Questions about whether Suggs is best suited as a primary creator or more of a combo guard role is the only thing holding him back from joining the top-two in the elite tier. While Jalen Green and Jonathan Kuminga are legit challengers for the No. 3 pick, Suggs should be able to wrap up the spot with a standout tournament run for the heavily favored Zags.
Moses Moody should be rising
What’s not to love about Moses Moody? The Arkansas freshman has been on-fire over the last month and has a clear role projection into the NBA. A 6’6 wing with a 7’1 wingspan, Moody fits the 3-and-D mold to a tee while providing more juice as an individual scorer than many in the archetype. His recent run has included a 24-point performance against No. 2 seed Alabama, and 28 points each against South Carolina, Texas A&M and LSU where he combined to go 13-for-27 from deep over the three games.

▶ [Dataset entries]:
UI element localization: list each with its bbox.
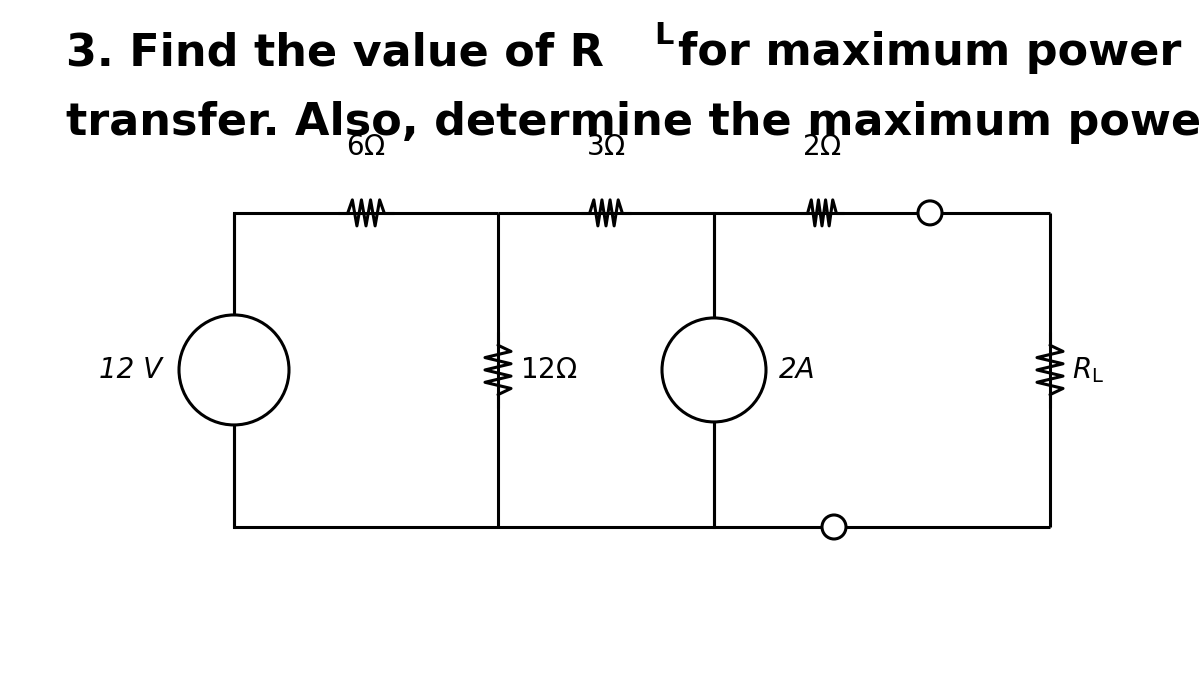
Text: for maximum power: for maximum power: [678, 31, 1181, 75]
Text: $2\Omega$: $2\Omega$: [802, 133, 842, 161]
Text: $3\Omega$: $3\Omega$: [586, 133, 626, 161]
Text: 2A: 2A: [779, 356, 816, 384]
Circle shape: [179, 315, 289, 425]
Text: R$_\mathrm{L}$: R$_\mathrm{L}$: [1072, 355, 1104, 385]
Text: $12\Omega$: $12\Omega$: [520, 356, 577, 384]
Circle shape: [822, 515, 846, 539]
Circle shape: [662, 318, 766, 422]
Text: 12 V: 12 V: [98, 356, 162, 384]
Text: L: L: [654, 21, 673, 50]
Text: $6\Omega$: $6\Omega$: [346, 133, 386, 161]
Text: −: −: [223, 376, 245, 400]
Text: 3. Find the value of R: 3. Find the value of R: [66, 31, 604, 75]
Text: +: +: [223, 340, 245, 364]
Circle shape: [918, 201, 942, 225]
Text: transfer. Also, determine the maximum power.: transfer. Also, determine the maximum po…: [66, 101, 1200, 144]
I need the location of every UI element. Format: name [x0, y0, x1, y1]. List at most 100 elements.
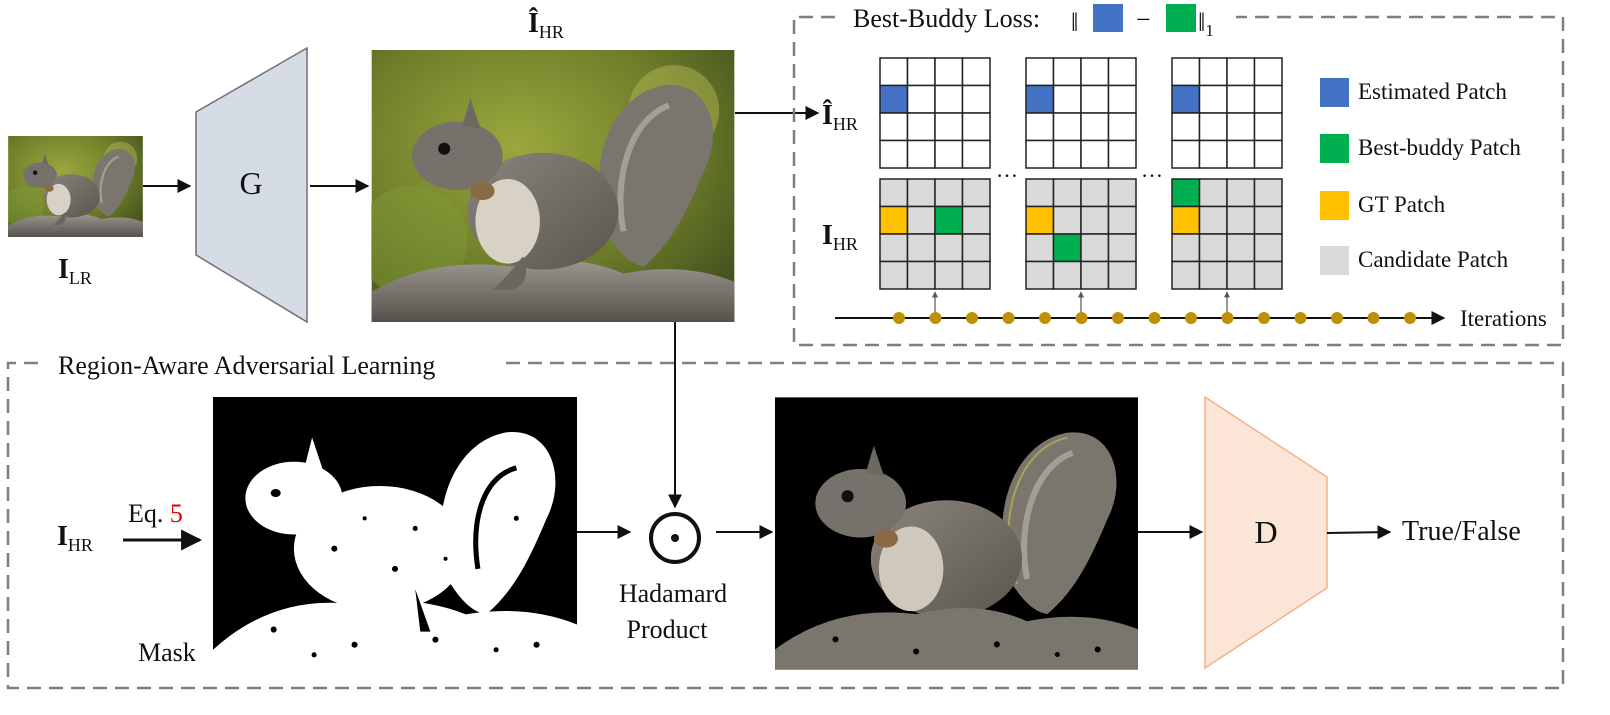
legend-item: Best-buddy Patch — [1320, 134, 1521, 163]
patch-cell — [1025, 57, 1055, 87]
iteration-dot — [966, 312, 978, 324]
legend-label: Estimated Patch — [1358, 79, 1507, 104]
region-aware-title: Region-Aware Adversarial Learning — [58, 351, 435, 380]
legend-swatch — [1320, 191, 1349, 220]
iteration-dot — [893, 312, 905, 324]
patch-cell — [879, 205, 909, 235]
patch-cell — [1080, 178, 1110, 208]
patch-grids — [879, 57, 1283, 316]
patch-cell — [1198, 260, 1228, 290]
patch-cell — [934, 112, 964, 142]
patch-cell — [879, 260, 909, 290]
arrow-d-to-output — [1326, 525, 1392, 540]
patch-cell — [934, 84, 964, 114]
formula-bestbuddy-swatch — [1166, 4, 1196, 32]
patch-cell — [906, 205, 936, 235]
patch-cell — [961, 260, 991, 290]
patch-cell — [961, 205, 991, 235]
patch-cell — [1171, 233, 1201, 263]
iteration-dot — [1075, 312, 1088, 324]
patch-cell — [1107, 233, 1137, 263]
patch-grid-top-2 — [1025, 57, 1137, 169]
legend-item: Candidate Patch — [1320, 246, 1509, 275]
patch-cell — [1226, 260, 1256, 290]
hadamard-label-line2: Product — [627, 615, 709, 644]
patch-cell — [1198, 233, 1228, 263]
patch-cell — [1107, 112, 1137, 142]
norm-left: ‖ — [1071, 8, 1078, 37]
patch-cell — [1052, 84, 1082, 114]
patch-cell — [1253, 178, 1283, 208]
patch-cell — [1052, 112, 1082, 142]
patch-cell — [1025, 112, 1055, 142]
patch-cell — [1025, 205, 1055, 235]
patch-cell — [934, 233, 964, 263]
masked-image — [775, 397, 1138, 669]
patch-cell — [1107, 205, 1137, 235]
ellipsis-1: … — [996, 157, 1018, 182]
i-hr-grid-label: IHR — [822, 220, 858, 254]
patch-cell — [879, 112, 909, 142]
patch-cell — [879, 84, 909, 114]
patch-cell — [1253, 139, 1283, 169]
patch-grid-bot-3 — [1171, 178, 1283, 290]
patch-cell — [1080, 57, 1110, 87]
iteration-dot — [1185, 312, 1197, 324]
patch-cell — [1226, 139, 1256, 169]
eq-reference: Eq. 5 — [128, 499, 183, 528]
sr-image — [357, 50, 735, 322]
iteration-dot — [1367, 312, 1380, 324]
patch-cell — [1226, 233, 1256, 263]
patch-cell — [1052, 139, 1082, 169]
patch-cell — [1025, 139, 1055, 169]
patch-grid-top-1 — [879, 57, 991, 169]
patch-cell — [1107, 57, 1137, 87]
patch-cell — [1025, 260, 1055, 290]
patch-cell — [906, 233, 936, 263]
patch-cell — [1080, 233, 1110, 263]
patch-cell — [1226, 112, 1256, 142]
patch-cell — [1198, 178, 1228, 208]
i-lr-label: ILR — [58, 254, 92, 288]
legend-label: GT Patch — [1358, 192, 1446, 217]
patch-cell — [1052, 205, 1082, 235]
patch-cell — [879, 178, 909, 208]
legend-swatch — [1320, 78, 1349, 107]
patch-cell — [961, 178, 991, 208]
iteration-dot — [1112, 312, 1124, 324]
patch-grid-bot-2 — [1025, 178, 1137, 290]
patch-cell — [1253, 205, 1283, 235]
discriminator-block — [1204, 395, 1328, 670]
lr-image — [3, 136, 143, 237]
patch-cell — [1080, 205, 1110, 235]
patch-cell — [961, 84, 991, 114]
patch-cell — [1171, 57, 1201, 87]
patch-cell — [906, 178, 936, 208]
i-hr-hat-grid-label: ÎHR — [822, 100, 858, 134]
patch-cell — [934, 205, 964, 235]
patch-cell — [961, 112, 991, 142]
patch-cell — [1171, 84, 1201, 114]
patch-cell — [1080, 84, 1110, 114]
patch-cell — [1052, 178, 1082, 208]
iteration-dot — [1039, 312, 1051, 324]
patch-cell — [1107, 178, 1137, 208]
ellipsis-2: … — [1141, 157, 1163, 182]
patch-cell — [1226, 205, 1256, 235]
output-label: True/False — [1402, 516, 1521, 547]
patch-cell — [1198, 139, 1228, 169]
patch-cell — [1052, 260, 1082, 290]
mask-image — [213, 397, 577, 670]
iteration-dot — [1404, 312, 1416, 324]
patch-cell — [1226, 84, 1256, 114]
patch-cell — [1198, 205, 1228, 235]
iteration-dot — [1294, 312, 1307, 324]
patch-grid-top-3 — [1171, 57, 1283, 169]
iteration-dot — [1221, 312, 1234, 324]
patch-grid-bot-1 — [879, 178, 991, 290]
formula-estimated-swatch — [1093, 4, 1123, 32]
patch-cell — [1171, 112, 1201, 142]
patch-cell — [879, 139, 909, 169]
patch-cell — [1171, 178, 1201, 208]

▶ [Tasks and exercises]:
**a)** Answer these questions using the basketball prospects excerpt:
(i) Which two players does it name as legit challengers for the No. 3 pick?
(ii) What school does Moses Moody attend?
(iii) What is Moody's wingspan?
**b)** Copy the stretch of the basketball prospects excerpt from "Questions about whether" through "heavily favored Zags.".

▶ [Responses per task]:
**a)**
(i) Jalen Green and Jonathan Kuminga
(ii) Arkansas
(iii) 7’1

**b)**
Questions about whether Suggs is best suited as a primary creator or more of a combo guard role is the only thing holding him back from joining the top-two in the elite tier. While Jalen Green and Jonathan Kuminga are legit challengers for the No. 3 pick, Suggs should be able to wrap up the spot with a standout tournament run for the heavily favored Zags.